◆ The exercise: List each line of the data that holds the string "JSON".

— begin Records for the exercise —

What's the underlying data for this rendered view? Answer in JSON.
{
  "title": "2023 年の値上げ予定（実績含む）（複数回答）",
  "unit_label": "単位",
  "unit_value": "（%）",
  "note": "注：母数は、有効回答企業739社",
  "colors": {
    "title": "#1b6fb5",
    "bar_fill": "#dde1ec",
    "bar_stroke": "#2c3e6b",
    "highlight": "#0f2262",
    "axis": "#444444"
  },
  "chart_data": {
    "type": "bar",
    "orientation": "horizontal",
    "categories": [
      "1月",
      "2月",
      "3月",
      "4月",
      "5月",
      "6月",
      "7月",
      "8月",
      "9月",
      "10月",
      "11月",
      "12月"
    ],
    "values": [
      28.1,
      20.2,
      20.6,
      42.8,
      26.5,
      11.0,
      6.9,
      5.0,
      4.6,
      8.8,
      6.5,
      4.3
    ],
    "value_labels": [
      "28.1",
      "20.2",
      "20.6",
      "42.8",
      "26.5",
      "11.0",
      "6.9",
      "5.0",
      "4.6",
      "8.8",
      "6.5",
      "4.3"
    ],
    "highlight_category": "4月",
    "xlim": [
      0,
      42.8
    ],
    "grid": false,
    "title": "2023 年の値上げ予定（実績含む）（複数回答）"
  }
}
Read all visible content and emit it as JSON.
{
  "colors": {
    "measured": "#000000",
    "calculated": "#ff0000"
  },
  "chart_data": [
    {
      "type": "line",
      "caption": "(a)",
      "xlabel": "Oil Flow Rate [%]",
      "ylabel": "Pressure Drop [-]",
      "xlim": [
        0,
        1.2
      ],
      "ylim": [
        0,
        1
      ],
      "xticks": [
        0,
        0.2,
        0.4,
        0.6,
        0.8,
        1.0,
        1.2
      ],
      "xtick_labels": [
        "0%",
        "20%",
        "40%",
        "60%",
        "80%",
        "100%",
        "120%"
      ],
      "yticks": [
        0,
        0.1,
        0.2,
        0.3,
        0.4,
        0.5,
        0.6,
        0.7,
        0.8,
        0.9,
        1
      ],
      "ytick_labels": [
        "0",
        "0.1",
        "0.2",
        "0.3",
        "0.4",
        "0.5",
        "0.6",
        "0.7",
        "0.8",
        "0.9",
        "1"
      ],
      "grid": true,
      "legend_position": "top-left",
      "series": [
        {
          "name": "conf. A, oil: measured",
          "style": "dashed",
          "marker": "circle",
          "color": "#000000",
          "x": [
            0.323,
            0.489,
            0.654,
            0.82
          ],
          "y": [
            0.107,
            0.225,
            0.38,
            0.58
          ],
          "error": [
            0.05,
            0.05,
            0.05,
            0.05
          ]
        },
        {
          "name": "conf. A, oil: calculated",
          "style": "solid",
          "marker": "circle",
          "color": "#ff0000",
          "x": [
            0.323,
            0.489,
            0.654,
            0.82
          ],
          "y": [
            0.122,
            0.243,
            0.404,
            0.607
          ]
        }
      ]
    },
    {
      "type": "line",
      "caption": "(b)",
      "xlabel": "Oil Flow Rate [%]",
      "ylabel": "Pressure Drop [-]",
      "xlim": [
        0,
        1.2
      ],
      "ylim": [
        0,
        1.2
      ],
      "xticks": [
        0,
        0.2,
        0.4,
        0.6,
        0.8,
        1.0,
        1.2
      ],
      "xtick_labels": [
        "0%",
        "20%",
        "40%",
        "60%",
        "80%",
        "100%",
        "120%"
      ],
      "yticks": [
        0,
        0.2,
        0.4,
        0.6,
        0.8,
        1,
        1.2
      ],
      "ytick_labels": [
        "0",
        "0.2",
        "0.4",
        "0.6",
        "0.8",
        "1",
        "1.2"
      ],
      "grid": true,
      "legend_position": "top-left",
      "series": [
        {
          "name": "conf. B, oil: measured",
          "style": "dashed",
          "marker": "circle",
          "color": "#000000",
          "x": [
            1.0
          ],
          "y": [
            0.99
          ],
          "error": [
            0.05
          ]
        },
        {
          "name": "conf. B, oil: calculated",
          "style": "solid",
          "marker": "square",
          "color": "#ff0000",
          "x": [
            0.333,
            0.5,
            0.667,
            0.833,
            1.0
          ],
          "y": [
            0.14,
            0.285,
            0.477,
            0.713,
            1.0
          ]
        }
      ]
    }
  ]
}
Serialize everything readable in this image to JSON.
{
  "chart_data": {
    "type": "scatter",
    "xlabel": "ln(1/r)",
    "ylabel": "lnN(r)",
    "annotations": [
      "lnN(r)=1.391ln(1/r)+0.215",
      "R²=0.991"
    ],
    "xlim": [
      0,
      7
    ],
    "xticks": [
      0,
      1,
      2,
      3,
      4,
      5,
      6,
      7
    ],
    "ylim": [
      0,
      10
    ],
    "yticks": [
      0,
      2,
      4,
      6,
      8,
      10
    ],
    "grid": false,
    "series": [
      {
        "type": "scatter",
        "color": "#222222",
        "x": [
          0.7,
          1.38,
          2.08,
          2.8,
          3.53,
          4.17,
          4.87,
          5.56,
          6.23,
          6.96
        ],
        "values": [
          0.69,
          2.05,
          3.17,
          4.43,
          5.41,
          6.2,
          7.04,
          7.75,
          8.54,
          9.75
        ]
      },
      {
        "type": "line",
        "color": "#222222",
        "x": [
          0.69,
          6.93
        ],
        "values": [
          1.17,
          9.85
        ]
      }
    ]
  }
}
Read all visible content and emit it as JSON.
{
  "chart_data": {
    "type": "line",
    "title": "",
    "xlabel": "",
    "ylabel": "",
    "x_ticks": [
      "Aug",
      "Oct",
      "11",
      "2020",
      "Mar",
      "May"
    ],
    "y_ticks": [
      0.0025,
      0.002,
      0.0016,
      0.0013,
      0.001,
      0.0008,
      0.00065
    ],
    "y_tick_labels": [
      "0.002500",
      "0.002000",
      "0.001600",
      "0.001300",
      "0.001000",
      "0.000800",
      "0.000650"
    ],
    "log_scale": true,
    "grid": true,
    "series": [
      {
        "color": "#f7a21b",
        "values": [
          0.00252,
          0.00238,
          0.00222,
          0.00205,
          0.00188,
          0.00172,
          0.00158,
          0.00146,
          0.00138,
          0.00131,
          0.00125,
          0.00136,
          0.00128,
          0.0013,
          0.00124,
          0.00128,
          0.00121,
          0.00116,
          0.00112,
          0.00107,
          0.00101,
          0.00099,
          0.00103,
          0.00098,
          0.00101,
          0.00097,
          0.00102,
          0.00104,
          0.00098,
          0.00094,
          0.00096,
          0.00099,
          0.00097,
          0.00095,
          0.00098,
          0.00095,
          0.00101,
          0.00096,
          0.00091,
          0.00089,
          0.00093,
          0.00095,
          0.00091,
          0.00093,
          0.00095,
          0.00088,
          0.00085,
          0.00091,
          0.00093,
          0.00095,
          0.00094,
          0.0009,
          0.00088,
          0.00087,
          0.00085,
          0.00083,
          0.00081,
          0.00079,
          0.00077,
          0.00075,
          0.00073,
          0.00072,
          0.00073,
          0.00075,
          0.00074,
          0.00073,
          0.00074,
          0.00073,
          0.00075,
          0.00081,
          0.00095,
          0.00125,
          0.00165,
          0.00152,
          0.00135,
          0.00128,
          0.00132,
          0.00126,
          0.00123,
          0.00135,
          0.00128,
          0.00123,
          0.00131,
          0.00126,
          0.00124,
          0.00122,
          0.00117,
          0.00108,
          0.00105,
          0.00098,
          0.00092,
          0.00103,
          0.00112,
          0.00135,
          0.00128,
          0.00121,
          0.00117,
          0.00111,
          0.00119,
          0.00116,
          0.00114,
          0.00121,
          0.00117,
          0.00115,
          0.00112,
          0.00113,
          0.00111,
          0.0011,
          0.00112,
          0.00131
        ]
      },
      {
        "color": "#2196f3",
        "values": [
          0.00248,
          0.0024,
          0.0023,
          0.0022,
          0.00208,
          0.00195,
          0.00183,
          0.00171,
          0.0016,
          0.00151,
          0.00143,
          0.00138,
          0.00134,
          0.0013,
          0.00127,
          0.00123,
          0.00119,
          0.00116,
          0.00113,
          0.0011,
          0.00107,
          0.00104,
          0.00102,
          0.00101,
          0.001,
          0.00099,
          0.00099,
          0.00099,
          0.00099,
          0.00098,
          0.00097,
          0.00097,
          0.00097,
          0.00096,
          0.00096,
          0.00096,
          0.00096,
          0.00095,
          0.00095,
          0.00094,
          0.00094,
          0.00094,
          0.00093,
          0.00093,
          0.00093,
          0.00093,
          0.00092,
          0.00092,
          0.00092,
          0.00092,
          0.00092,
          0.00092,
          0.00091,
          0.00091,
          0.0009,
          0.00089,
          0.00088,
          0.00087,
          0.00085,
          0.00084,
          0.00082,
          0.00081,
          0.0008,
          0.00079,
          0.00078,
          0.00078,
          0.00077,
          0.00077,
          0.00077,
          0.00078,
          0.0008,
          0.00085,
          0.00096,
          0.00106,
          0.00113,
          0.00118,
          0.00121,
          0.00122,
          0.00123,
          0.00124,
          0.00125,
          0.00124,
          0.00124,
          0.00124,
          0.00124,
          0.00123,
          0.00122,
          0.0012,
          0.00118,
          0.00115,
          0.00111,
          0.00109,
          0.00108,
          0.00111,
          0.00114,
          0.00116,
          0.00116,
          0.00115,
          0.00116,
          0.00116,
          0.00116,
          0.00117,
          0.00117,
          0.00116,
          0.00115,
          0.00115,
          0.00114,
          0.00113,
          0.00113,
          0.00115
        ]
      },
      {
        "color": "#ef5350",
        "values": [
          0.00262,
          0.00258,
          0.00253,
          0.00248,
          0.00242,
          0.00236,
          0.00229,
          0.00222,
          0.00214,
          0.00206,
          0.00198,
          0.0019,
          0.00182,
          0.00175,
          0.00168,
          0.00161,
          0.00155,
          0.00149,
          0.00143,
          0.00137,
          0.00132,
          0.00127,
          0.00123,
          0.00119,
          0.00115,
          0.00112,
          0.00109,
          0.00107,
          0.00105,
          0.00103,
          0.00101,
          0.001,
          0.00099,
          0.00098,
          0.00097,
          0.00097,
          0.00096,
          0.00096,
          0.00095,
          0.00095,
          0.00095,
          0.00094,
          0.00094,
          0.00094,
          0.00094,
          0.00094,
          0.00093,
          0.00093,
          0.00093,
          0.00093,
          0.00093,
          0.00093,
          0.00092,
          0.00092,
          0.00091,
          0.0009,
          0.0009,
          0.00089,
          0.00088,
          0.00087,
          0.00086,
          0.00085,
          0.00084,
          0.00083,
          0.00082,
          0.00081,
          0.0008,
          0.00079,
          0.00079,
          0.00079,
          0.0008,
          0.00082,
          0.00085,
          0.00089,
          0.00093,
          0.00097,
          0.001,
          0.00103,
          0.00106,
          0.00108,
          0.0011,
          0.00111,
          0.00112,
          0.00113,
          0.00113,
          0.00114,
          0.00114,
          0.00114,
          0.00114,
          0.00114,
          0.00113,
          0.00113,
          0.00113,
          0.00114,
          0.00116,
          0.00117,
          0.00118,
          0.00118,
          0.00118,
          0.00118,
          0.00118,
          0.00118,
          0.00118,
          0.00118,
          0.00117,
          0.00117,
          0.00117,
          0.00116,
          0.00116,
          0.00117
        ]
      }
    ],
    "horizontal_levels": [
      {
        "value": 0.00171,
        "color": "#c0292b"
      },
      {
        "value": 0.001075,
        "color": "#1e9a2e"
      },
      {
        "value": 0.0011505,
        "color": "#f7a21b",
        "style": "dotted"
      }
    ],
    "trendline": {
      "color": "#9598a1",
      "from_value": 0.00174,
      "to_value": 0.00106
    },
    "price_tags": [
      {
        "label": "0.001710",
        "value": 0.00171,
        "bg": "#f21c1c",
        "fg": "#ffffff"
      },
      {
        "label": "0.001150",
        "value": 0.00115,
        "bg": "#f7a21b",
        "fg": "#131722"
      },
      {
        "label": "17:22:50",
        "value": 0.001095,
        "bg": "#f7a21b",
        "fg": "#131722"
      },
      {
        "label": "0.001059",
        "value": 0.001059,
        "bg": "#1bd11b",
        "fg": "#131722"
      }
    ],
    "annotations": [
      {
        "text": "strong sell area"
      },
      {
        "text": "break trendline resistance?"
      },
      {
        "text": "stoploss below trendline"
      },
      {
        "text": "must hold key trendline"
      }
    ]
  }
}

— end Records for the exercise —

◆ Solution for this exercise:
What's the underlying data for this rendered view? Answer in JSON.
Read all visible content and emit it as JSON.
Serialize everything readable in this image to JSON.
Read all visible content and emit it as JSON.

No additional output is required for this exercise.